Look at the entries below and reproduce them exactly.

# START OF Material for this task

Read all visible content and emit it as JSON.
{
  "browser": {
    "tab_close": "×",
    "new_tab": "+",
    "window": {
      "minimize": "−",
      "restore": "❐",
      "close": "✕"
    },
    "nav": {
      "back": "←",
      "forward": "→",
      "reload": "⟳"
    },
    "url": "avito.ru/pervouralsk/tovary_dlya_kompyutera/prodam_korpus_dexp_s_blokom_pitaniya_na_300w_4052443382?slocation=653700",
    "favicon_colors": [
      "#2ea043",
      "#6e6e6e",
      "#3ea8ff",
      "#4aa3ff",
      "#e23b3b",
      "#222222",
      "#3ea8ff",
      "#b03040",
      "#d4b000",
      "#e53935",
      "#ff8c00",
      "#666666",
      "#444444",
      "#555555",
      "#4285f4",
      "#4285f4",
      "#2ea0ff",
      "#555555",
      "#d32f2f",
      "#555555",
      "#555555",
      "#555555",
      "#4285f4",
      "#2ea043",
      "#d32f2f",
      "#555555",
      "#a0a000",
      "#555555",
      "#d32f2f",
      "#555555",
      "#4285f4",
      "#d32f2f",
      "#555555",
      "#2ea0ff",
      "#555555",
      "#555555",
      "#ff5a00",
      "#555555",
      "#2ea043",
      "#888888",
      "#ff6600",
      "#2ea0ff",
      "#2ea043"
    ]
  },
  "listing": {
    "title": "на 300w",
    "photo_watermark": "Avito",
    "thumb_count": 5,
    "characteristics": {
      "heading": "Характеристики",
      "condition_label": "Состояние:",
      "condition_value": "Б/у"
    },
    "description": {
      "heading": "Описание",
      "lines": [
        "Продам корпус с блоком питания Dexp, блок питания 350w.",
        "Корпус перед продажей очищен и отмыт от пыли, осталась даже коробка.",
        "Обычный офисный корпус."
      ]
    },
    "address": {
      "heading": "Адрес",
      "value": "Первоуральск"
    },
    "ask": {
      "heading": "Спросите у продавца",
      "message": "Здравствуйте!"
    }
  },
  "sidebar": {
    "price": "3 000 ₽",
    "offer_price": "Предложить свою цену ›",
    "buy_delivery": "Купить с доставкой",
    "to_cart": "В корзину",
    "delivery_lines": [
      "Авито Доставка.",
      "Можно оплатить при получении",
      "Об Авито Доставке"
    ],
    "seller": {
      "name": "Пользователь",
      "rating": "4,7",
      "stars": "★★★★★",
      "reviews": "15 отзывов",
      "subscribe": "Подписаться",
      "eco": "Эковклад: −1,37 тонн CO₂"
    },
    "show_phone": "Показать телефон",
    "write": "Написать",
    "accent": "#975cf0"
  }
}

# END OF Material for this task

Reply to the exercise:
Read all visible content and emit it as JSON.
{
  "browser": {
    "tab_close": "×",
    "new_tab": "+",
    "window": {
      "minimize": "−",
      "restore": "❐",
      "close": "✕"
    },
    "nav": {
      "back": "←",
      "forward": "→",
      "reload": "⟳"
    },
    "url": "avito.ru/pervouralsk/tovary_dlya_kompyutera/prodam_korpus_dexp_s_blokom_pitaniya_na_300w_4052443382?slocation=653700",
    "favicon_colors": [
      "#2ea043",
      "#6e6e6e",
      "#3ea8ff",
      "#4aa3ff",
      "#e23b3b",
      "#222222",
      "#3ea8ff",
      "#b03040",
      "#d4b000",
      "#e53935",
      "#ff8c00",
      "#666666",
      "#444444",
      "#555555",
      "#4285f4",
      "#4285f4",
      "#2ea0ff",
      "#555555",
      "#d32f2f",
      "#555555",
      "#555555",
      "#555555",
      "#4285f4",
      "#2ea043",
      "#d32f2f",
      "#555555",
      "#a0a000",
      "#555555",
      "#d32f2f",
      "#555555",
      "#4285f4",
      "#d32f2f",
      "#555555",
      "#2ea0ff",
      "#555555",
      "#555555",
      "#ff5a00",
      "#555555",
      "#2ea043",
      "#888888",
      "#ff6600",
      "#2ea0ff",
      "#2ea043"
    ]
  },
  "listing": {
    "title": "на 300w",
    "photo_watermark": "Avito",
    "thumb_count": 5,
    "characteristics": {
      "heading": "Характеристики",
      "condition_label": "Состояние:",
      "condition_value": "Б/у"
    },
    "description": {
      "heading": "Описание",
      "lines": [
        "Продам корпус с блоком питания Dexp, блок питания 350w.",
        "Корпус перед продажей очищен и отмыт от пыли, осталась даже коробка.",
        "Обычный офисный корпус."
      ]
    },
    "address": {
      "heading": "Адрес",
      "value": "Первоуральск"
    },
    "ask": {
      "heading": "Спросите у продавца",
      "message": "Здравствуйте!"
    }
  },
  "sidebar": {
    "price": "3 000 ₽",
    "offer_price": "Предложить свою цену ›",
    "buy_delivery": "Купить с доставкой",
    "to_cart": "В корзину",
    "delivery_lines": [
      "Авито Доставка.",
      "Можно оплатить при получении",
      "Об Авито Доставке"
    ],
    "seller": {
      "name": "Пользователь",
      "rating": "4,7",
      "stars": "★★★★★",
      "reviews": "15 отзывов",
      "subscribe": "Подписаться",
      "eco": "Эковклад: −1,37 тонн CO₂"
    },
    "show_phone": "Показать телефон",
    "write": "Написать",
    "accent": "#975cf0"
  }
}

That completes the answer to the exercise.